TASK DETAILS: Write out the records below once more, exactly as they stand.

Stored data entries:
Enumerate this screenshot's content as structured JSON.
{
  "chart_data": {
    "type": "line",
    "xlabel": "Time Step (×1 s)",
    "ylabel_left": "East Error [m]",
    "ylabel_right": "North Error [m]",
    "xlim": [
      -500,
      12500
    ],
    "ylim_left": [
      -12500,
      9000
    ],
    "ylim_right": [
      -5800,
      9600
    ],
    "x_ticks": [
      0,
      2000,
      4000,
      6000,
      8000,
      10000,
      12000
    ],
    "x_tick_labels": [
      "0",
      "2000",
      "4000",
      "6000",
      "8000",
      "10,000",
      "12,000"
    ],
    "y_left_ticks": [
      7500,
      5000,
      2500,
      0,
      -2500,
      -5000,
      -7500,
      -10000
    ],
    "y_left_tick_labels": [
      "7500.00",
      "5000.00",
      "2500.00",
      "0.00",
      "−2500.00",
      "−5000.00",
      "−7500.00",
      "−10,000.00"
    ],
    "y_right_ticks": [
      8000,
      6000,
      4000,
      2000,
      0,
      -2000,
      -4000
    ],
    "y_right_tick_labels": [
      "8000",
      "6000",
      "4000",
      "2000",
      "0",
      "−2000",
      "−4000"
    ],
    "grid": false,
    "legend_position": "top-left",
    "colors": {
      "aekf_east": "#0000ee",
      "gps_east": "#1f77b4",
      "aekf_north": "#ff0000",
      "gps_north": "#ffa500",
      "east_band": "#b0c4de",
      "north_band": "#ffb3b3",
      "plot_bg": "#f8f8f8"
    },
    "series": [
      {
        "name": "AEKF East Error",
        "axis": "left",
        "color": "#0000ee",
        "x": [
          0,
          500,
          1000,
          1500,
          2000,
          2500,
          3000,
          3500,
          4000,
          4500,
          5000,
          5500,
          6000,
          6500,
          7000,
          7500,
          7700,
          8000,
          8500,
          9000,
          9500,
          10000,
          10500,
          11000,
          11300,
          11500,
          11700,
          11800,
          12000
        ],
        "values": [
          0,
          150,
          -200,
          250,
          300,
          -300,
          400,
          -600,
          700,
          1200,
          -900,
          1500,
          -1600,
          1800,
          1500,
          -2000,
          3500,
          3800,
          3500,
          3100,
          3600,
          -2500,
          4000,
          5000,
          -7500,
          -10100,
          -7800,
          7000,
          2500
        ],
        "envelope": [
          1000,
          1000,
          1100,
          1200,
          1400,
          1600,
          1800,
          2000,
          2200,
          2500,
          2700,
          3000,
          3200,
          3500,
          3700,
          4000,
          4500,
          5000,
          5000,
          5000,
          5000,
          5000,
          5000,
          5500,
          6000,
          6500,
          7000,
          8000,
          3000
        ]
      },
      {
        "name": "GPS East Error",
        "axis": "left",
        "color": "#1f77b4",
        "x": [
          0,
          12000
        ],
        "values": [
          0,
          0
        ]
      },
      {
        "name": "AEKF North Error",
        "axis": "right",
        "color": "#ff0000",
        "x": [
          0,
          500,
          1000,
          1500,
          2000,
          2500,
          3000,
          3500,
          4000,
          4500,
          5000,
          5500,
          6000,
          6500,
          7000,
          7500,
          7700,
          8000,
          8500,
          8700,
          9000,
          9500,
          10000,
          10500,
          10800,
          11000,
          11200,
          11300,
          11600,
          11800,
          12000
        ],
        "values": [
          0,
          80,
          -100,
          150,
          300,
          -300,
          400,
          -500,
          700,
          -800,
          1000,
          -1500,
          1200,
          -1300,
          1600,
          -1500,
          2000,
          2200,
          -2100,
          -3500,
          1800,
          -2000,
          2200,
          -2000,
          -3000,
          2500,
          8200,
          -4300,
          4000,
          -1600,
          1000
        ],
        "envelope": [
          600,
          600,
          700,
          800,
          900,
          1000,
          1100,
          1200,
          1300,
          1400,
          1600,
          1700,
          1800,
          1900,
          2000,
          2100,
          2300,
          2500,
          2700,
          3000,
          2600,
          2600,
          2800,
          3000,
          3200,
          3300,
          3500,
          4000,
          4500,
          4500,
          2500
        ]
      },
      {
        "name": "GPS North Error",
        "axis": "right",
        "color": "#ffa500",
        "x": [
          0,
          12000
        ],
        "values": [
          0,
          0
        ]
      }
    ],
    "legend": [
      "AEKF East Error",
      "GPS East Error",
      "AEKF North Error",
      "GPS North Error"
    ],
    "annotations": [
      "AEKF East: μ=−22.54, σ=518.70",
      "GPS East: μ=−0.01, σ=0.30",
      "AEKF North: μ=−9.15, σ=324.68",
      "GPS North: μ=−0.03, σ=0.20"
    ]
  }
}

TASK OUTPUT:
Enumerate this screenshot's content as structured JSON.
{
  "chart_data": {
    "type": "line",
    "xlabel": "Time Step (×1 s)",
    "ylabel_left": "East Error [m]",
    "ylabel_right": "North Error [m]",
    "xlim": [
      -500,
      12500
    ],
    "ylim_left": [
      -12500,
      9000
    ],
    "ylim_right": [
      -5800,
      9600
    ],
    "x_ticks": [
      0,
      2000,
      4000,
      6000,
      8000,
      10000,
      12000
    ],
    "x_tick_labels": [
      "0",
      "2000",
      "4000",
      "6000",
      "8000",
      "10,000",
      "12,000"
    ],
    "y_left_ticks": [
      7500,
      5000,
      2500,
      0,
      -2500,
      -5000,
      -7500,
      -10000
    ],
    "y_left_tick_labels": [
      "7500.00",
      "5000.00",
      "2500.00",
      "0.00",
      "−2500.00",
      "−5000.00",
      "−7500.00",
      "−10,000.00"
    ],
    "y_right_ticks": [
      8000,
      6000,
      4000,
      2000,
      0,
      -2000,
      -4000
    ],
    "y_right_tick_labels": [
      "8000",
      "6000",
      "4000",
      "2000",
      "0",
      "−2000",
      "−4000"
    ],
    "grid": false,
    "legend_position": "top-left",
    "colors": {
      "aekf_east": "#0000ee",
      "gps_east": "#1f77b4",
      "aekf_north": "#ff0000",
      "gps_north": "#ffa500",
      "east_band": "#b0c4de",
      "north_band": "#ffb3b3",
      "plot_bg": "#f8f8f8"
    },
    "series": [
      {
        "name": "AEKF East Error",
        "axis": "left",
        "color": "#0000ee",
        "x": [
          0,
          500,
          1000,
          1500,
          2000,
          2500,
          3000,
          3500,
          4000,
          4500,
          5000,
          5500,
          6000,
          6500,
          7000,
          7500,
          7700,
          8000,
          8500,
          9000,
          9500,
          10000,
          10500,
          11000,
          11300,
          11500,
          11700,
          11800,
          12000
        ],
        "values": [
          0,
          150,
          -200,
          250,
          300,
          -300,
          400,
          -600,
          700,
          1200,
          -900,
          1500,
          -1600,
          1800,
          1500,
          -2000,
          3500,
          3800,
          3500,
          3100,
          3600,
          -2500,
          4000,
          5000,
          -7500,
          -10100,
          -7800,
          7000,
          2500
        ],
        "envelope": [
          1000,
          1000,
          1100,
          1200,
          1400,
          1600,
          1800,
          2000,
          2200,
          2500,
          2700,
          3000,
          3200,
          3500,
          3700,
          4000,
          4500,
          5000,
          5000,
          5000,
          5000,
          5000,
          5000,
          5500,
          6000,
          6500,
          7000,
          8000,
          3000
        ]
      },
      {
        "name": "GPS East Error",
        "axis": "left",
        "color": "#1f77b4",
        "x": [
          0,
          12000
        ],
        "values": [
          0,
          0
        ]
      },
      {
        "name": "AEKF North Error",
        "axis": "right",
        "color": "#ff0000",
        "x": [
          0,
          500,
          1000,
          1500,
          2000,
          2500,
          3000,
          3500,
          4000,
          4500,
          5000,
          5500,
          6000,
          6500,
          7000,
          7500,
          7700,
          8000,
          8500,
          8700,
          9000,
          9500,
          10000,
          10500,
          10800,
          11000,
          11200,
          11300,
          11600,
          11800,
          12000
        ],
        "values": [
          0,
          80,
          -100,
          150,
          300,
          -300,
          400,
          -500,
          700,
          -800,
          1000,
          -1500,
          1200,
          -1300,
          1600,
          -1500,
          2000,
          2200,
          -2100,
          -3500,
          1800,
          -2000,
          2200,
          -2000,
          -3000,
          2500,
          8200,
          -4300,
          4000,
          -1600,
          1000
        ],
        "envelope": [
          600,
          600,
          700,
          800,
          900,
          1000,
          1100,
          1200,
          1300,
          1400,
          1600,
          1700,
          1800,
          1900,
          2000,
          2100,
          2300,
          2500,
          2700,
          3000,
          2600,
          2600,
          2800,
          3000,
          3200,
          3300,
          3500,
          4000,
          4500,
          4500,
          2500
        ]
      },
      {
        "name": "GPS North Error",
        "axis": "right",
        "color": "#ffa500",
        "x": [
          0,
          12000
        ],
        "values": [
          0,
          0
        ]
      }
    ],
    "legend": [
      "AEKF East Error",
      "GPS East Error",
      "AEKF North Error",
      "GPS North Error"
    ],
    "annotations": [
      "AEKF East: μ=−22.54, σ=518.70",
      "GPS East: μ=−0.01, σ=0.30",
      "AEKF North: μ=−9.15, σ=324.68",
      "GPS North: μ=−0.03, σ=0.20"
    ]
  }
}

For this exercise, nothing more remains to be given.